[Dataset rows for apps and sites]
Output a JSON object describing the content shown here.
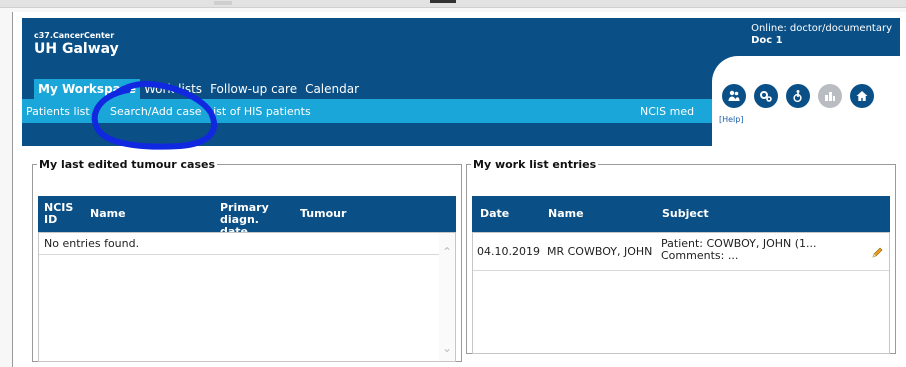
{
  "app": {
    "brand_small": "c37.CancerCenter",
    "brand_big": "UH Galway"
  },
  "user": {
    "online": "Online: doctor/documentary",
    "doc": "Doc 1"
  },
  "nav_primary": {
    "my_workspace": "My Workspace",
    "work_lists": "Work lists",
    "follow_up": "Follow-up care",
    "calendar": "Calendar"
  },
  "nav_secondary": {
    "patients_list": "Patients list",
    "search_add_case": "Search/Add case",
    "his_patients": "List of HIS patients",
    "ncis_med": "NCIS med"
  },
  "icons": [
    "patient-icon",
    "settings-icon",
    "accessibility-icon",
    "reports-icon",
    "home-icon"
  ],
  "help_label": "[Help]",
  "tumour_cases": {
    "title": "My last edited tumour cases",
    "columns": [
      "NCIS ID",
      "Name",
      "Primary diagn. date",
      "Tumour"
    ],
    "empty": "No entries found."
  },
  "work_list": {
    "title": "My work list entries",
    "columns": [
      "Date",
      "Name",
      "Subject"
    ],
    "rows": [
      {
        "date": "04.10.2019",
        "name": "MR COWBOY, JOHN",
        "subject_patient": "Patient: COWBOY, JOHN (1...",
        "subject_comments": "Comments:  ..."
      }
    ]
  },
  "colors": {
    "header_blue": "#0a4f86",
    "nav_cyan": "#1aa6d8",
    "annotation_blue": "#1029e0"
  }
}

--

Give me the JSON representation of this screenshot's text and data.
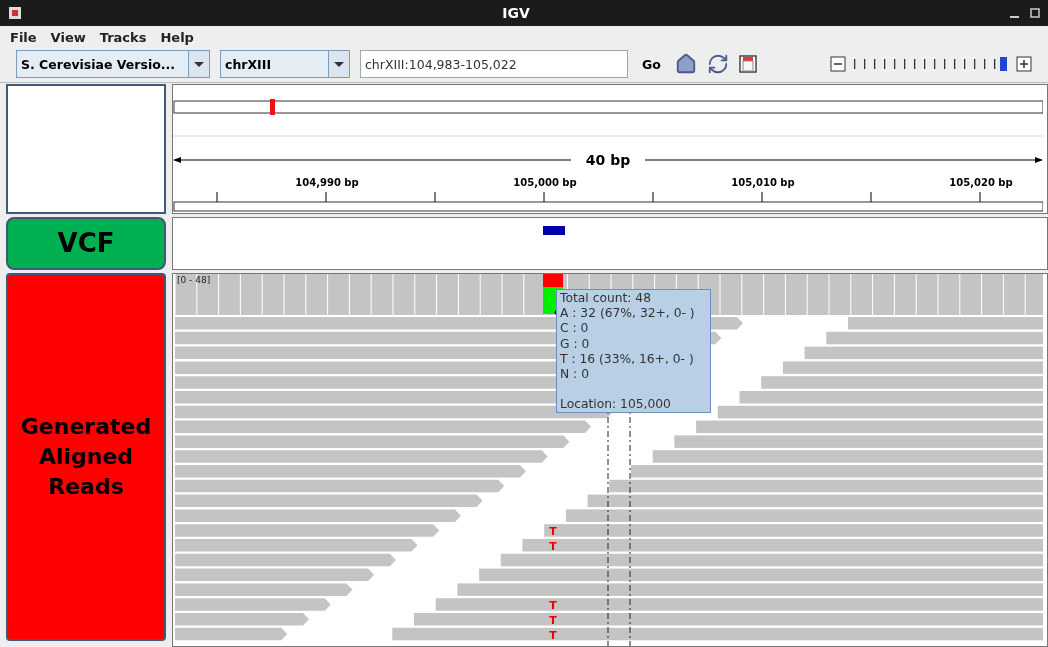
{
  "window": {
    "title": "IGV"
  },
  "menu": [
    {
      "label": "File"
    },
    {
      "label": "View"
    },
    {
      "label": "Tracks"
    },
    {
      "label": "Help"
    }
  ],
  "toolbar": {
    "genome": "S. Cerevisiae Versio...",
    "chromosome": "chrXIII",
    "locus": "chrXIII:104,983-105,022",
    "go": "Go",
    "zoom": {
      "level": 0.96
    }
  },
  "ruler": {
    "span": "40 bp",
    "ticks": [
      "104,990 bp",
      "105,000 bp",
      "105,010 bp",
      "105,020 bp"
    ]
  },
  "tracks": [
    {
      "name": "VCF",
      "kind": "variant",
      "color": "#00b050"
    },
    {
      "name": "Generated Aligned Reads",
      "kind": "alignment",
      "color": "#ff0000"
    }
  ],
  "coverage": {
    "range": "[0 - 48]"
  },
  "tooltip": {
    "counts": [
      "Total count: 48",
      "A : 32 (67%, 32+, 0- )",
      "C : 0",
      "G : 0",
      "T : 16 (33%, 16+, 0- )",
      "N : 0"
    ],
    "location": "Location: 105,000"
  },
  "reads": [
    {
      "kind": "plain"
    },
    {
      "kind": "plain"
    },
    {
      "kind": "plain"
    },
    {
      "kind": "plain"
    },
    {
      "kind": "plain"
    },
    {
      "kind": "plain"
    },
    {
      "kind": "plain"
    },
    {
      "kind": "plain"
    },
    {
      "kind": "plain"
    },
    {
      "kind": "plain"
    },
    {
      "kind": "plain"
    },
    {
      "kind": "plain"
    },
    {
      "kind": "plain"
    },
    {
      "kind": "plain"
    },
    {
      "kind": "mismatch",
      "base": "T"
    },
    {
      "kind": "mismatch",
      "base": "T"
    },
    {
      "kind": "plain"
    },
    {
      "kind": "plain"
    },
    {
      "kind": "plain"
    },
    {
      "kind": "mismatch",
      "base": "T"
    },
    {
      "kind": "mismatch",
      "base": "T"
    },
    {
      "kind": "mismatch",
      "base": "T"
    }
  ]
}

Problem statement:
Count how many lines above include the word "JSON" and answer with that figure only.

Solution for this problem:
2